Parts of the exercise -
1. Rewrite the stretch of the letter from "I know that" through "in your life.", replacing "cricket tournaments" with "tennis matches".
2. According to the letter, what kind of high school does the younger brother attend, and in which city?
3. Decide whether each statement agrees with the letter. Answer yes or no, and quote the words from the letter that decide it.
(a) The younger brother is in 11th grade.
(b) The writer has not yet found the words to describe the time at Wake Forest.
(c) The parents are described as strict.

‘The Unexpected Chaos of Life as a Deac’

By Aishwarya Nagar (’16)

Aishwarya NagarTo my younger brother,

I’m so excited that you’ll come to see me graduate! You always ask me what my time at Wake Forest has been like, and I’ve finally found the words to do the explanation justice.

I know that 11th grade, the IB program, and the SATs are really stressful for you, especially at our competitive international high school in New Delhi. I understand the chaos of your life in Delhi, full of after-school tutoring, cricket tournaments, and SAT prep courses – not to mention the inherent stress of growing up with our strict, Indian parents. You’re looking forward to the great adventure of going to college – to experience the world and find some control, order, and self-made success in your life.

Given material -
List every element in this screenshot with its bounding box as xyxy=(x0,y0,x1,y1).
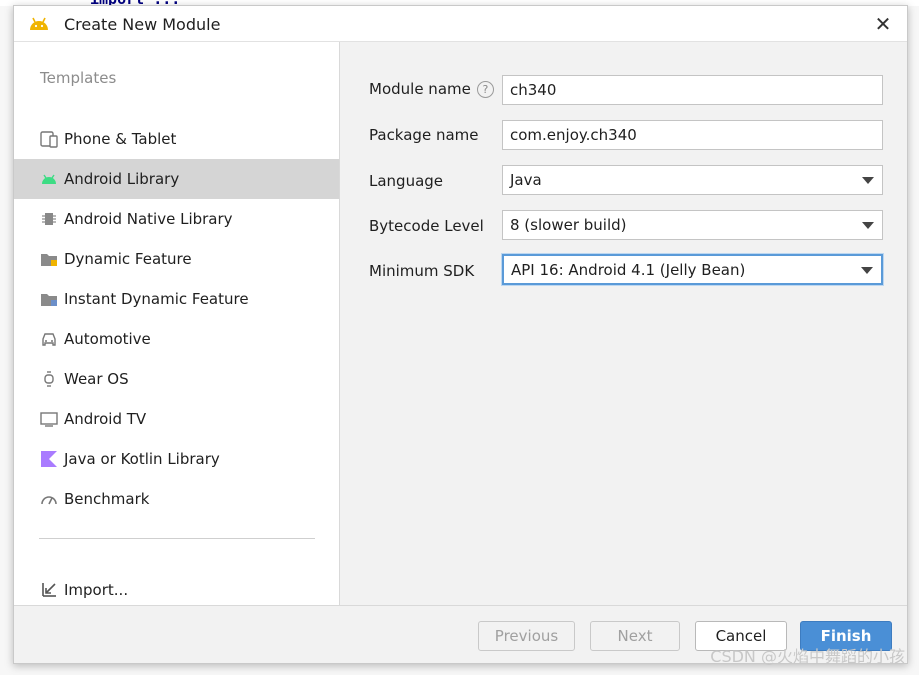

Solutions below -
1.
I know that 11th grade, the IB program, and the SATs are really stressful for you, especially at our competitive international high school in New Delhi. I understand the chaos of your life in Delhi, full of after-school tutoring, tennis matches, and SAT prep courses – not to mention the inherent stress of growing up with our strict, Indian parents. You’re looking forward to the great adventure of going to college – to experience the world and find some control, order, and self-made success in your life.

2. A competitive international high school in New Delhi.

3.
(a) Yes: "I know that 11th grade, the IB program, and the SATs are really stressful for you"
(b) No: "I’ve finally found the words to do the explanation justice."
(c) Yes: "our strict, Indian parents"